Your goal: Check every line of the entries below for the word "title", and copy the ones that have it.

(Stored data)
+++

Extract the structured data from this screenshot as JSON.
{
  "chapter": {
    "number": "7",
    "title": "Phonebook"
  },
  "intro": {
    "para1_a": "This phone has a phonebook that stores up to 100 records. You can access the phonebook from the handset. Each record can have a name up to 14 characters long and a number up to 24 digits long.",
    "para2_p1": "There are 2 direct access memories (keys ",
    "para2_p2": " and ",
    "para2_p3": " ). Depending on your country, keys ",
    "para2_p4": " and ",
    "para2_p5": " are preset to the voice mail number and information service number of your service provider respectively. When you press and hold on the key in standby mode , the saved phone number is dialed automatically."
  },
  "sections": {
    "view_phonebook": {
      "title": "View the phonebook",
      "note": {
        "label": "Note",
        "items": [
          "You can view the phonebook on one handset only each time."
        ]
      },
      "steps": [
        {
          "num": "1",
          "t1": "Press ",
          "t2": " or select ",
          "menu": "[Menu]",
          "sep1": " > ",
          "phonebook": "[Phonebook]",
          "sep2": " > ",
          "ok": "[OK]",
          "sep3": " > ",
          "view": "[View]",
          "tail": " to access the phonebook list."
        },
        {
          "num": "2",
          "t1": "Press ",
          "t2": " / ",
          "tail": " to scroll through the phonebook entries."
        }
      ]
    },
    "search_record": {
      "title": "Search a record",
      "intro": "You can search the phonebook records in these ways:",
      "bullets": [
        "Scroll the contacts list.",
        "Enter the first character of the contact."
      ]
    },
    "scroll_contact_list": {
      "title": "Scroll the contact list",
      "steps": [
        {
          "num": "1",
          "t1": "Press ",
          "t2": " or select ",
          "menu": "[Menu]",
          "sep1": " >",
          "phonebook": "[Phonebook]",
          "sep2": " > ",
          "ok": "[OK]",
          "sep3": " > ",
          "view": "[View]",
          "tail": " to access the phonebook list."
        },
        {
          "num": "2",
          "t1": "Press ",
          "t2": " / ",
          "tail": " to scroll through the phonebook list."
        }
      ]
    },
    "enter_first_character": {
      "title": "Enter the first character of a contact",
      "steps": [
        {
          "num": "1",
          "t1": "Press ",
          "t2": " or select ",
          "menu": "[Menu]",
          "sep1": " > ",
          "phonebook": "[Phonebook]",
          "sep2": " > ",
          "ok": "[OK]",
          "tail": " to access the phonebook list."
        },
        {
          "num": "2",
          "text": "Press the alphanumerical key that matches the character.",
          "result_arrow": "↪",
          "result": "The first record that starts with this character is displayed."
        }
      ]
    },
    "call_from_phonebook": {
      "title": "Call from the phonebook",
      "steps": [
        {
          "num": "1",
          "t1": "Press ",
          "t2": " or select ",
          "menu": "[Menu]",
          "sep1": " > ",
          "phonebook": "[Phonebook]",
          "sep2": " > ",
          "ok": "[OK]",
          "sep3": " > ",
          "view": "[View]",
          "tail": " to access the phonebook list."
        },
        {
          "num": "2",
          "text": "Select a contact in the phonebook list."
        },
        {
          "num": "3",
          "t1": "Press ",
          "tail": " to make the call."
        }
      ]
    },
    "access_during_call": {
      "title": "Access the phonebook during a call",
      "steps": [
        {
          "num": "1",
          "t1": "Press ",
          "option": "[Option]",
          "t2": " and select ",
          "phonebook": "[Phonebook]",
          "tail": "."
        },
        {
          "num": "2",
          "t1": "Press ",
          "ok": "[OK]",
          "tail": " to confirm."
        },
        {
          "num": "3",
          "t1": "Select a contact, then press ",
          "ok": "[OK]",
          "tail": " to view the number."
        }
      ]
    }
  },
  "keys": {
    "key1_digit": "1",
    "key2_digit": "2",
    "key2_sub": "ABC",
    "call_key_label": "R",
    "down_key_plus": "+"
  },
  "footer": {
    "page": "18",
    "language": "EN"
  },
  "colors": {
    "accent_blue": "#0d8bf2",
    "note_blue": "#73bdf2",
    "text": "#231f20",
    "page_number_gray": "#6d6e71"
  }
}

+++

Task result:
    "title": "Phonebook"
      "title": "View the phonebook",
      "title": "Search a record",
      "title": "Scroll the contact list",
      "title": "Enter the first character of a contact",
      "title": "Call from the phonebook",
      "title": "Access the phonebook during a call",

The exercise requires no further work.